The problem:
Out of the lines below, please list those that hold the string "icon".

** Begin Data excerpts **

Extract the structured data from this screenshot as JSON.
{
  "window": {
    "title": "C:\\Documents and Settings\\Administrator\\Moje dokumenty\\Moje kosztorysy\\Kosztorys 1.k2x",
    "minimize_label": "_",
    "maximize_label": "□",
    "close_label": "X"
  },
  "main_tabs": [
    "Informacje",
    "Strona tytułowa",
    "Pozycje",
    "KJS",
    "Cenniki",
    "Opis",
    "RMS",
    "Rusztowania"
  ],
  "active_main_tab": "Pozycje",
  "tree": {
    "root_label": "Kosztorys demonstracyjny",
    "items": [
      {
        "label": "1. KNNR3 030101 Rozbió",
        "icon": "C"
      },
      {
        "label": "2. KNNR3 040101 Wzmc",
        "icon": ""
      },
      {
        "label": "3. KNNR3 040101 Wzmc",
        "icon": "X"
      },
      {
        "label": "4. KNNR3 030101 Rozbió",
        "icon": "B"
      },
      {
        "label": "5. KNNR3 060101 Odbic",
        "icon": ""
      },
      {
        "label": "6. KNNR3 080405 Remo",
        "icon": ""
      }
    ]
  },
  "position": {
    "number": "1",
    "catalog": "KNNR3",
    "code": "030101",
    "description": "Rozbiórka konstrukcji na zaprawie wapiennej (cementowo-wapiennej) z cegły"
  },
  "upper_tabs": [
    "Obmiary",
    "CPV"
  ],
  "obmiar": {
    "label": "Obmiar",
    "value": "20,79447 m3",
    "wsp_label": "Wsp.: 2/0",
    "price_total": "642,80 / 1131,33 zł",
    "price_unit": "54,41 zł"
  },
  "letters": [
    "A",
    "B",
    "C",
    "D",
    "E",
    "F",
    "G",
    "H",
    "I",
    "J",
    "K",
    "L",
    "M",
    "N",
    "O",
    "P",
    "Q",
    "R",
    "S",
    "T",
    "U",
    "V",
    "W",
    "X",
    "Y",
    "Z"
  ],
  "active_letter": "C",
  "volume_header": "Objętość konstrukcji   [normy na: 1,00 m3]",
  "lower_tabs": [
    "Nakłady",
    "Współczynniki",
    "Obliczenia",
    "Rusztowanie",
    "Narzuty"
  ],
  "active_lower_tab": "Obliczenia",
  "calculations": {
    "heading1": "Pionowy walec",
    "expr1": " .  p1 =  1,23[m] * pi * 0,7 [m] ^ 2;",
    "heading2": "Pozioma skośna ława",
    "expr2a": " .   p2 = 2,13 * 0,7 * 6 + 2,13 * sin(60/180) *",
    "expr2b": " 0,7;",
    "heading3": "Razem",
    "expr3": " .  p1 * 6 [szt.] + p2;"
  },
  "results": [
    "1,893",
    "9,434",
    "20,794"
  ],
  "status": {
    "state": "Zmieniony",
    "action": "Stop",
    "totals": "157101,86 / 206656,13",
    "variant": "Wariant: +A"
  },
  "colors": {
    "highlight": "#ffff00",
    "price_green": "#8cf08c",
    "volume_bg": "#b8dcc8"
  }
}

** End Data excerpts **
** Begin Data excerpts **

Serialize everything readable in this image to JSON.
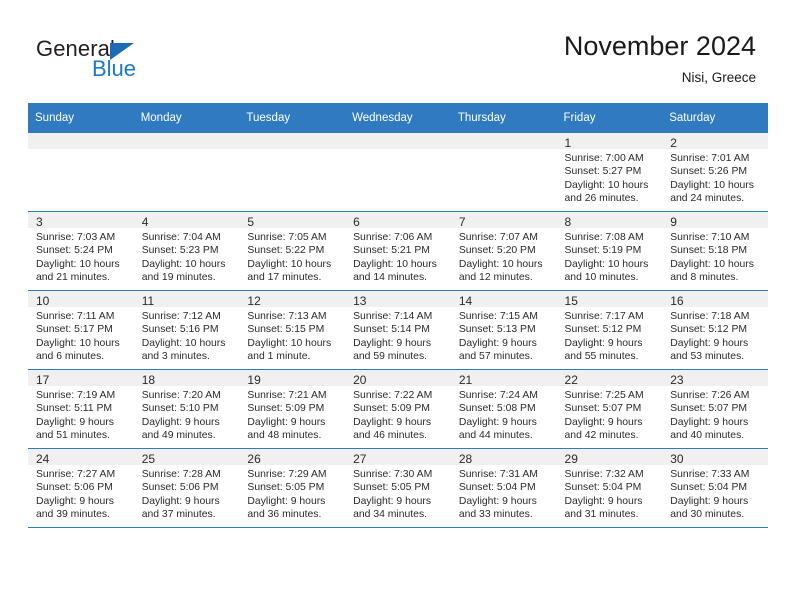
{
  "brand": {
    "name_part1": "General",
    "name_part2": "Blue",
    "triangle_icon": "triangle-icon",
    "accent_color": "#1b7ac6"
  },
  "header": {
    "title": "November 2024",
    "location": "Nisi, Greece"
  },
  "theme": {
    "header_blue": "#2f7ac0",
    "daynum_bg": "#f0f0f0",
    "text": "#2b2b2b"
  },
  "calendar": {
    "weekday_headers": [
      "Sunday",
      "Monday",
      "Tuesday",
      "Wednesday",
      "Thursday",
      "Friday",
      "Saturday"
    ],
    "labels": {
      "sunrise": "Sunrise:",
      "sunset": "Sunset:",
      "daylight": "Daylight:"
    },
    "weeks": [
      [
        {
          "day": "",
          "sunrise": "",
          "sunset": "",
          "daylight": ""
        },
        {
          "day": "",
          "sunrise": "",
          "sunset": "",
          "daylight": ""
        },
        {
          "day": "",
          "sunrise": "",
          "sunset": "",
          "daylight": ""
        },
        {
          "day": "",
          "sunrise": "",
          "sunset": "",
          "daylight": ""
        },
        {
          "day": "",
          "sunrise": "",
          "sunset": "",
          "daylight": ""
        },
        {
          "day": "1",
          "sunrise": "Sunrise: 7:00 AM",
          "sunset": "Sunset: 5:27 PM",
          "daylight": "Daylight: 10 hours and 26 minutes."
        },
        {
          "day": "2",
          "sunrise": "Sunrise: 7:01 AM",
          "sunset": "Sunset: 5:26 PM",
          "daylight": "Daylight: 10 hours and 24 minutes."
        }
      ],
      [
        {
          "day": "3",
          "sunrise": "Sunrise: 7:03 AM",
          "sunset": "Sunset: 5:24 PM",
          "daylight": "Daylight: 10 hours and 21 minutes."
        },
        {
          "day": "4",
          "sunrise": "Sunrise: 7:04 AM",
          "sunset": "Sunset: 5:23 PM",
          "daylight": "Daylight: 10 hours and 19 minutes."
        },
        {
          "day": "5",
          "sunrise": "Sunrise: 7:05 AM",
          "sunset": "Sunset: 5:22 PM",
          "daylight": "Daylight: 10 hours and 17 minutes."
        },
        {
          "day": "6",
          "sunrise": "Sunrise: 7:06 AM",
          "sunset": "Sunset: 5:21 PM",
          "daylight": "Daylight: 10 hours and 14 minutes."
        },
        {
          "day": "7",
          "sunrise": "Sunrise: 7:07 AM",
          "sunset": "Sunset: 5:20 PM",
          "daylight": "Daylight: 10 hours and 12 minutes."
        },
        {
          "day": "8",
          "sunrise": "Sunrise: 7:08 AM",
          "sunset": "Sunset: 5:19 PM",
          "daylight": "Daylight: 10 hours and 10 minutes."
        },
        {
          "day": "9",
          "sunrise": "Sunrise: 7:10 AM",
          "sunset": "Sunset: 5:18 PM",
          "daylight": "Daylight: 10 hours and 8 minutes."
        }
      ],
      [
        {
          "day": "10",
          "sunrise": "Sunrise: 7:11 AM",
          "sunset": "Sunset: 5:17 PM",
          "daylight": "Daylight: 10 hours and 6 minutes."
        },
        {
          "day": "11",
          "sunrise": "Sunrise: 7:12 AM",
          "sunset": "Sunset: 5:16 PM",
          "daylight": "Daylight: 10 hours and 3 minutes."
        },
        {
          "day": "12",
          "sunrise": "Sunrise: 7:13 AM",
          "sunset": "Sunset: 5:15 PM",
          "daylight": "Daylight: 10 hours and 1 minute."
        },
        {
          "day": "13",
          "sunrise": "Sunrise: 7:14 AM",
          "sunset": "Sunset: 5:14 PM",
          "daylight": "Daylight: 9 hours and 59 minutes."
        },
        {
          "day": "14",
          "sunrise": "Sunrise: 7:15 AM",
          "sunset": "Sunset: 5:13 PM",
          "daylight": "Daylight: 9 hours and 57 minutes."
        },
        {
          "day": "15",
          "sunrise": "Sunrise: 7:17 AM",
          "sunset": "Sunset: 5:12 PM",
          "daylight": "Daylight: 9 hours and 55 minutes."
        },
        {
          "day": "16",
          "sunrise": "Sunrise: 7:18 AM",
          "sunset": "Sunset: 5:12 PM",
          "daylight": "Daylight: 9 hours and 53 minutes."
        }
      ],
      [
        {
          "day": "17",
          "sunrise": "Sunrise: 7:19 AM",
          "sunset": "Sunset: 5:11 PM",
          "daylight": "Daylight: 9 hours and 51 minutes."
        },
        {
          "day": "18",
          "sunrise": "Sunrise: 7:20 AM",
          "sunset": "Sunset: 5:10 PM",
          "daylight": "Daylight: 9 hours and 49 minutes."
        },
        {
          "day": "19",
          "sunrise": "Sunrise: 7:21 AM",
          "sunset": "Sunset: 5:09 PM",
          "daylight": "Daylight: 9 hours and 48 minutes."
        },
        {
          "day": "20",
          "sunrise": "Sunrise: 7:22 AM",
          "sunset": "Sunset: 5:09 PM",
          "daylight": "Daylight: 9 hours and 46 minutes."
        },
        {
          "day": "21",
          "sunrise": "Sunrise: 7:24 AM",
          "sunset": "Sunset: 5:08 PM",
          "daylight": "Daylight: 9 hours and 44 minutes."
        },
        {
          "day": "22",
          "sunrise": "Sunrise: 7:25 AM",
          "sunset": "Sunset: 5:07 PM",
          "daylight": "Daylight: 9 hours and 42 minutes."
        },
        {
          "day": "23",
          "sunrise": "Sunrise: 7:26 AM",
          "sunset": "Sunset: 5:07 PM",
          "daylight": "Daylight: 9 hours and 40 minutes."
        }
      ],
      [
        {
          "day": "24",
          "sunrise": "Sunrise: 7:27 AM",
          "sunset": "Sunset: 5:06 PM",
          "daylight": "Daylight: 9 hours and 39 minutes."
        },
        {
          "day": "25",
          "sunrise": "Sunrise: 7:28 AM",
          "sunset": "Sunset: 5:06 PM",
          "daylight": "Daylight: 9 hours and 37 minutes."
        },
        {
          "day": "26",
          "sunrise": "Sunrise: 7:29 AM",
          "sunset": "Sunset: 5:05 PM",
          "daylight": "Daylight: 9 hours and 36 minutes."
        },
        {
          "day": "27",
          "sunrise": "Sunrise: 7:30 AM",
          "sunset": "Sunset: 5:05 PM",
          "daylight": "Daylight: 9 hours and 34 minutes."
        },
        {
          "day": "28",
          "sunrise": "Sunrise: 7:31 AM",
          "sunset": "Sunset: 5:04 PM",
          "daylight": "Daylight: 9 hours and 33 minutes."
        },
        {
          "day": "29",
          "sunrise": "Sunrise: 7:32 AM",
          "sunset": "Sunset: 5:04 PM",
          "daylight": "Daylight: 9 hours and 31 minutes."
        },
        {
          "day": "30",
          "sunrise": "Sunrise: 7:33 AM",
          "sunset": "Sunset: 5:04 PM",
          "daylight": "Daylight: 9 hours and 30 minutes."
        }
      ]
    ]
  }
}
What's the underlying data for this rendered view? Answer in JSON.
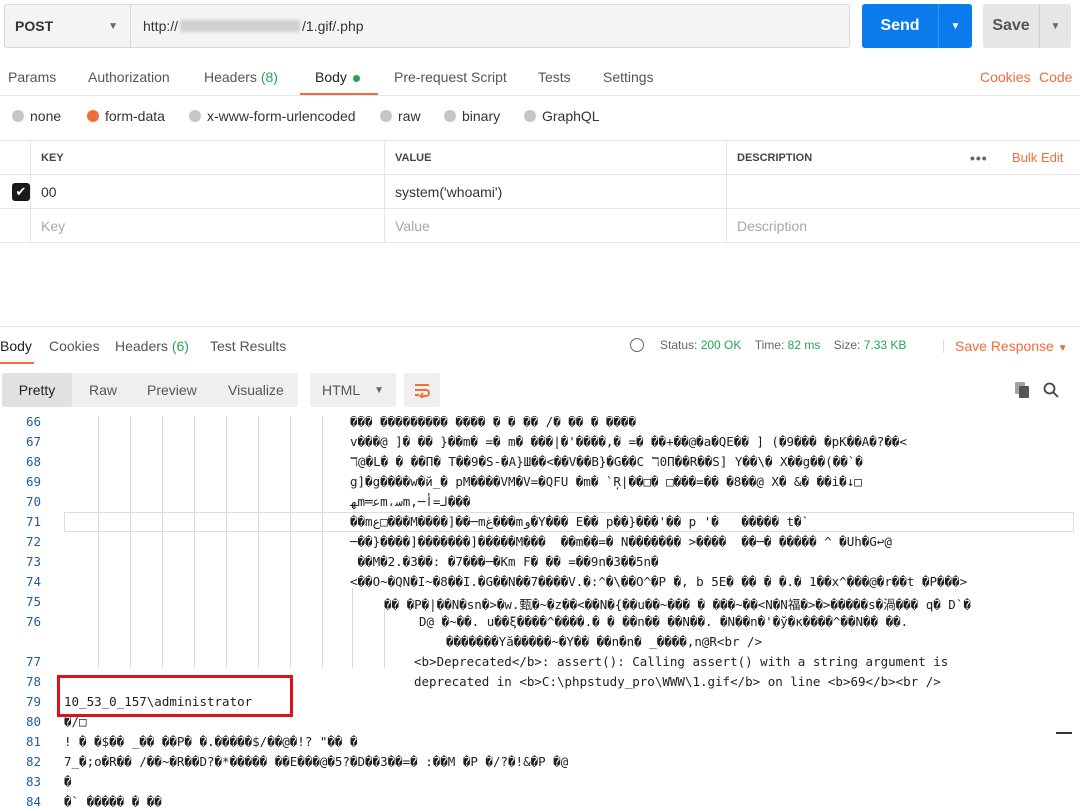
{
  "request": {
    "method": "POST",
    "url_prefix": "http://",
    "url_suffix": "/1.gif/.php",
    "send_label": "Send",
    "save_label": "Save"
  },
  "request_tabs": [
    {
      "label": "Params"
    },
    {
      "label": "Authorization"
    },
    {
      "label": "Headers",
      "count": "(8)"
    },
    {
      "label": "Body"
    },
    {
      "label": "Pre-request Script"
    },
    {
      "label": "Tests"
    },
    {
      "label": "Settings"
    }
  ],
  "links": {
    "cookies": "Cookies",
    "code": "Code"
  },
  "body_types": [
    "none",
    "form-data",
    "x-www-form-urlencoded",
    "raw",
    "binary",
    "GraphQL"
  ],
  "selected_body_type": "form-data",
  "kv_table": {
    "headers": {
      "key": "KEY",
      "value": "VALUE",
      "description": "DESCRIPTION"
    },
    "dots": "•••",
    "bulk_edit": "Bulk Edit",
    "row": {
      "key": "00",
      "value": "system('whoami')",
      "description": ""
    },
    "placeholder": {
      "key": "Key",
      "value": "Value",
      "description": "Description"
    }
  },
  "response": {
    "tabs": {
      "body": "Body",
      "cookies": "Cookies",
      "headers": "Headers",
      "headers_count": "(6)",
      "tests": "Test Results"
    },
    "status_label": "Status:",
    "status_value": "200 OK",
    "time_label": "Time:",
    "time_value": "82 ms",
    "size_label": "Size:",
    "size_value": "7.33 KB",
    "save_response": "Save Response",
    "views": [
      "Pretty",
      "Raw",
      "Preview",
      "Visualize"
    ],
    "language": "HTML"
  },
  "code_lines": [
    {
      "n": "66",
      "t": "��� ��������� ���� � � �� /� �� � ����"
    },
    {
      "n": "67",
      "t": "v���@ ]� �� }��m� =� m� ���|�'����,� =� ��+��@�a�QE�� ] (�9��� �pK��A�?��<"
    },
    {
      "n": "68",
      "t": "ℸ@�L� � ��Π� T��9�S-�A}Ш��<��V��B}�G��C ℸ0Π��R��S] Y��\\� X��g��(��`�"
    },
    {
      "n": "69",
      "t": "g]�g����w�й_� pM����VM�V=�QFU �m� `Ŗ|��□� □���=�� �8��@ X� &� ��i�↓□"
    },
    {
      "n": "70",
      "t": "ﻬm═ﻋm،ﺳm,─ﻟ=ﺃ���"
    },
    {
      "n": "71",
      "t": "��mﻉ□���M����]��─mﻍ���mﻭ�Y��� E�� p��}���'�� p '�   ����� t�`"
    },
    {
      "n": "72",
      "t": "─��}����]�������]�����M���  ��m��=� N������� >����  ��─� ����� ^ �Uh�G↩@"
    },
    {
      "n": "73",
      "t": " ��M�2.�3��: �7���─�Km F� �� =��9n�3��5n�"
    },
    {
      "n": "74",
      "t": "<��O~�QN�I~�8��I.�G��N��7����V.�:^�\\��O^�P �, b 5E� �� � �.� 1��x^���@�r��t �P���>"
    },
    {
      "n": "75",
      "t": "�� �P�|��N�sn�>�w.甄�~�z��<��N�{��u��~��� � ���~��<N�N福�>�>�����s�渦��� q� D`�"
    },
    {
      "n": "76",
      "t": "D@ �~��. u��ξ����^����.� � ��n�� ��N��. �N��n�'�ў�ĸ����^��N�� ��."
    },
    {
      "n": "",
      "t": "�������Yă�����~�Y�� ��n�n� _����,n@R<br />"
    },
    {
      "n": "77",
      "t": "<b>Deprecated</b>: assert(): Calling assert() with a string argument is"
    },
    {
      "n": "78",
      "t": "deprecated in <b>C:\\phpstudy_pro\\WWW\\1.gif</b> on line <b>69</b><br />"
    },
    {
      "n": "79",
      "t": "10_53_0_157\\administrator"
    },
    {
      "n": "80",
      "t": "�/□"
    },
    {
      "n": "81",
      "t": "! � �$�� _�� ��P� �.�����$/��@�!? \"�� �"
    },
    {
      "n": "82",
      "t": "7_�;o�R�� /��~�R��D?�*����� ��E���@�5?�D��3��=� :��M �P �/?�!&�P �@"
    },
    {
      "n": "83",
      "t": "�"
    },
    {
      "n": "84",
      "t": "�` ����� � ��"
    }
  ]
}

** End Data excerpts **

The reply:
        "icon": "C"
        "icon": ""
        "icon": "X"
        "icon": "B"
        "icon": ""
        "icon": ""
    "triangle_icon": "triangle-icon",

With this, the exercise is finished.